**Input rows**
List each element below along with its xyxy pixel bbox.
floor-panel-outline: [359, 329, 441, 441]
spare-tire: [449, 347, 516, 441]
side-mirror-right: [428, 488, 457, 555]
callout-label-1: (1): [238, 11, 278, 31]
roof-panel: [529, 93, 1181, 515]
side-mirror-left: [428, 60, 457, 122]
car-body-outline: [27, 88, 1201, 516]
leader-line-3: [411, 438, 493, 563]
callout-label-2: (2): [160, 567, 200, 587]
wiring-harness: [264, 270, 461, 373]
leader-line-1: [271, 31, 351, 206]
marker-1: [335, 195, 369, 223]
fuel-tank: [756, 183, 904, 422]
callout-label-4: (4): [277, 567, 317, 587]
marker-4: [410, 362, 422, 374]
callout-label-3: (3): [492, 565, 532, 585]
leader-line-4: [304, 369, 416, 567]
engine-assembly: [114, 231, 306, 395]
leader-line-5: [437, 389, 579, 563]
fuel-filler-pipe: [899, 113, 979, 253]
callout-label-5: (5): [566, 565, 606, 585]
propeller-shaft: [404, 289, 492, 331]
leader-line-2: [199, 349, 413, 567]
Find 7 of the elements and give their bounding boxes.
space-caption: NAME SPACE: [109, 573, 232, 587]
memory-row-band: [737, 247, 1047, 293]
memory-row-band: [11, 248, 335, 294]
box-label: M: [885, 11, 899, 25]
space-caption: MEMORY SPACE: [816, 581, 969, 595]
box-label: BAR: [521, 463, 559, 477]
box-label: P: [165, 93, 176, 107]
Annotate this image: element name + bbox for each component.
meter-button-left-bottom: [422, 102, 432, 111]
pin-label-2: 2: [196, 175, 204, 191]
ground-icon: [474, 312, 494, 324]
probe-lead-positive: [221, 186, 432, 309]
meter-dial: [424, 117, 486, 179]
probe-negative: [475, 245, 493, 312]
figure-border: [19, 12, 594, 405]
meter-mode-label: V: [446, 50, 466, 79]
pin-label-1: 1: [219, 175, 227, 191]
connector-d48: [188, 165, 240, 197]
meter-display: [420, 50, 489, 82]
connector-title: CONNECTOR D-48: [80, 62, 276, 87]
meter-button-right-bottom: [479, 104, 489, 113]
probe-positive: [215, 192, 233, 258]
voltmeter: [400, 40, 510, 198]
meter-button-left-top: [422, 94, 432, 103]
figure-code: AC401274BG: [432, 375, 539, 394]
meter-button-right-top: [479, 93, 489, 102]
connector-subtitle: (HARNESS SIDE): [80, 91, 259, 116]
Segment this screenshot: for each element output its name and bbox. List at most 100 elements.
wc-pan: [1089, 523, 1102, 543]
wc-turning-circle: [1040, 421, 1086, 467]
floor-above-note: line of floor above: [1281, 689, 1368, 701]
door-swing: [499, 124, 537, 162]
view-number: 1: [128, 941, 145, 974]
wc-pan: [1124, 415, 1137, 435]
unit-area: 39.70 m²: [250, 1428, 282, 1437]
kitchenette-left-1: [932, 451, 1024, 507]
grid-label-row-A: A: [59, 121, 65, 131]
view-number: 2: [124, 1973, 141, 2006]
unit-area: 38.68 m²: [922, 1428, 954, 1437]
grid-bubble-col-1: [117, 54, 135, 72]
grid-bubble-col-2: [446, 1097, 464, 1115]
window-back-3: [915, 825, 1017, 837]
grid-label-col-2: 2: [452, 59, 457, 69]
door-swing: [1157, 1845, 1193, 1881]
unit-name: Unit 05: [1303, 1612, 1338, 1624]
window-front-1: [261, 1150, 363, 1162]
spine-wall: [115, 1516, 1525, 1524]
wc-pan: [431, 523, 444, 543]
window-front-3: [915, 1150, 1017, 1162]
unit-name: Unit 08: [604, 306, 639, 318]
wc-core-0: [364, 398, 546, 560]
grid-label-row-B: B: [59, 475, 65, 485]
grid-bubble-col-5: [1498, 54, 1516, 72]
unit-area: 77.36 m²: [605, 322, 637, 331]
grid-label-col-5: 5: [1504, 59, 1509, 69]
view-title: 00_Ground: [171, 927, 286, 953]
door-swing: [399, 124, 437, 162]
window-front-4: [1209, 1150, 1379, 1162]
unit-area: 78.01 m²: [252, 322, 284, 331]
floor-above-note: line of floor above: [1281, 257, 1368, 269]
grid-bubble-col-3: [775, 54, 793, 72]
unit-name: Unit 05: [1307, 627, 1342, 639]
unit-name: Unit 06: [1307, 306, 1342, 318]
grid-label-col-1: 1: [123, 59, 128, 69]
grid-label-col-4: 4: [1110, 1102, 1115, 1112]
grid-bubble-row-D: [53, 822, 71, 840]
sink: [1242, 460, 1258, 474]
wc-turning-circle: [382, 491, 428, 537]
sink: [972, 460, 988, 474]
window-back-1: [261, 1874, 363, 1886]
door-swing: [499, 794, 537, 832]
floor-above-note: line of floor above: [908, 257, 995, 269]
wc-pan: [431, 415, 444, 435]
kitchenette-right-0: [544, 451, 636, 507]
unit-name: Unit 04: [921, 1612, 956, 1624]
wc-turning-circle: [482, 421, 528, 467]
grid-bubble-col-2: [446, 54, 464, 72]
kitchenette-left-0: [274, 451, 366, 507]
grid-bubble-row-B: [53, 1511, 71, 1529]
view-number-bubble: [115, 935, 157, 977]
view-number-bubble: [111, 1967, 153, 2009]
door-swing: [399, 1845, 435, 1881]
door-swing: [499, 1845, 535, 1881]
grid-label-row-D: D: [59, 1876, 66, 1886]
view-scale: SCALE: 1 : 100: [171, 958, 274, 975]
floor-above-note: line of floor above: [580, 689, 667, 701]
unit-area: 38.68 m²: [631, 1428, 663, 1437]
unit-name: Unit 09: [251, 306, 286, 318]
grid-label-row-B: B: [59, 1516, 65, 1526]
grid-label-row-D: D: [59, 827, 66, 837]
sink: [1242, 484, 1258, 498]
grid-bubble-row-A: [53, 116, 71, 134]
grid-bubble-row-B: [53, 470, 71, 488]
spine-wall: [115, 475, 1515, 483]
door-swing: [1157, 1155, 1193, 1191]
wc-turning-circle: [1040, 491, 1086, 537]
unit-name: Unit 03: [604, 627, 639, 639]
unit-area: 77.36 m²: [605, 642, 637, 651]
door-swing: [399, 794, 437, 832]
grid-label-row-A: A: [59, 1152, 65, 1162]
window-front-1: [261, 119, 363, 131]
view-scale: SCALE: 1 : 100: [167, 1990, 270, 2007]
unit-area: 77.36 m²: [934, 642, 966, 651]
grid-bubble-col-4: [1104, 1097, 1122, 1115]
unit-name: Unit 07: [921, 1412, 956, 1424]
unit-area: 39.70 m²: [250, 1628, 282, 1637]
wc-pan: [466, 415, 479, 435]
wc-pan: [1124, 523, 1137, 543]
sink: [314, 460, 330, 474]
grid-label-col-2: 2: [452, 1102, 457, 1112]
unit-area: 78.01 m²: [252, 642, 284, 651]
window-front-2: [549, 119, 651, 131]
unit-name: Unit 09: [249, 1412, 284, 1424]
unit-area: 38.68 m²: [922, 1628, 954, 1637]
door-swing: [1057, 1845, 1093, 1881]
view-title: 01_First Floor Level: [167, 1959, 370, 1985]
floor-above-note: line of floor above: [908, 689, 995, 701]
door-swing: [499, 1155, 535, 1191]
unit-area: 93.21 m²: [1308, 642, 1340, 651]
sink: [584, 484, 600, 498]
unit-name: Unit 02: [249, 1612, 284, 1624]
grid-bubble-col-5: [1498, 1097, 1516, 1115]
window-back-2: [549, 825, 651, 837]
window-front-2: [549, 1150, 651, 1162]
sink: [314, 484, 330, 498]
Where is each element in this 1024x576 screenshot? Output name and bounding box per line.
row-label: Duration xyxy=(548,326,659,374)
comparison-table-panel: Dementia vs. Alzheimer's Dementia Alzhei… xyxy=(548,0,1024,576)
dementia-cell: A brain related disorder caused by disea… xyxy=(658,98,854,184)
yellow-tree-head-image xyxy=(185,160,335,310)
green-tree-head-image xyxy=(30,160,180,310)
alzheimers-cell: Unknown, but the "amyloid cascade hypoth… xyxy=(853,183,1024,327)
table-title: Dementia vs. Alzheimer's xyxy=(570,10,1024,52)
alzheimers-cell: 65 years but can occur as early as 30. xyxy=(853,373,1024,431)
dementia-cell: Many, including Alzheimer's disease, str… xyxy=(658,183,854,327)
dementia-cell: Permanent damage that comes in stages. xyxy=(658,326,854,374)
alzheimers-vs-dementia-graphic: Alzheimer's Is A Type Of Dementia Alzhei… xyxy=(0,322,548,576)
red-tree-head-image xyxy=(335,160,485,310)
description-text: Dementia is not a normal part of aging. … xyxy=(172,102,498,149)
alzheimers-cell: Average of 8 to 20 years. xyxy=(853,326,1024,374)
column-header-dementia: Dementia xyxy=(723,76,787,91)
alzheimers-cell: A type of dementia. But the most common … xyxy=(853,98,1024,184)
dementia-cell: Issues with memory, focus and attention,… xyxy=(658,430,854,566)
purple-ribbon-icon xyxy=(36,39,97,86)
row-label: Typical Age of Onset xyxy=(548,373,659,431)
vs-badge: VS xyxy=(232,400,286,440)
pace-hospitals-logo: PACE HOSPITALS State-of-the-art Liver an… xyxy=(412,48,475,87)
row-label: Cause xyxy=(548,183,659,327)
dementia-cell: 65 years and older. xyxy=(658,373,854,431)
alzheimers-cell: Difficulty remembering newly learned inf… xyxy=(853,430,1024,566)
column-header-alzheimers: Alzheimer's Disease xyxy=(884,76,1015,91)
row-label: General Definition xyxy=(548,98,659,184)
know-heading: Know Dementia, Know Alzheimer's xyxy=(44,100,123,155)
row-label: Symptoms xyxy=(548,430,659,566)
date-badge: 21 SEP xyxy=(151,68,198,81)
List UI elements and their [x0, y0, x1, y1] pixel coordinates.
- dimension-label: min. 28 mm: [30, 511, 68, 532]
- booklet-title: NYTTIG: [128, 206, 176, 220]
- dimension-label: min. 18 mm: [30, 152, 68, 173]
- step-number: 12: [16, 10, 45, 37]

**The task**
Copy the material word for word, starting at its first line and ending with the line that contains "box-label: P: [165, 93, 176, 107]".

**Output of the exercise**
List each element below along with its xyxy pixel bbox.
floor-panel-outline: [359, 329, 441, 441]
spare-tire: [449, 347, 516, 441]
side-mirror-right: [428, 488, 457, 555]
callout-label-1: (1): [238, 11, 278, 31]
roof-panel: [529, 93, 1181, 515]
side-mirror-left: [428, 60, 457, 122]
car-body-outline: [27, 88, 1201, 516]
leader-line-3: [411, 438, 493, 563]
callout-label-2: (2): [160, 567, 200, 587]
wiring-harness: [264, 270, 461, 373]
leader-line-1: [271, 31, 351, 206]
marker-1: [335, 195, 369, 223]
fuel-tank: [756, 183, 904, 422]
callout-label-4: (4): [277, 567, 317, 587]
marker-4: [410, 362, 422, 374]
callout-label-3: (3): [492, 565, 532, 585]
leader-line-4: [304, 369, 416, 567]
engine-assembly: [114, 231, 306, 395]
leader-line-5: [437, 389, 579, 563]
fuel-filler-pipe: [899, 113, 979, 253]
callout-label-5: (5): [566, 565, 606, 585]
propeller-shaft: [404, 289, 492, 331]
leader-line-2: [199, 349, 413, 567]
Find 7 of the elements and give their bounding boxes.
space-caption: NAME SPACE: [109, 573, 232, 587]
memory-row-band: [737, 247, 1047, 293]
memory-row-band: [11, 248, 335, 294]
box-label: M: [885, 11, 899, 25]
space-caption: MEMORY SPACE: [816, 581, 969, 595]
box-label: BAR: [521, 463, 559, 477]
box-label: P: [165, 93, 176, 107]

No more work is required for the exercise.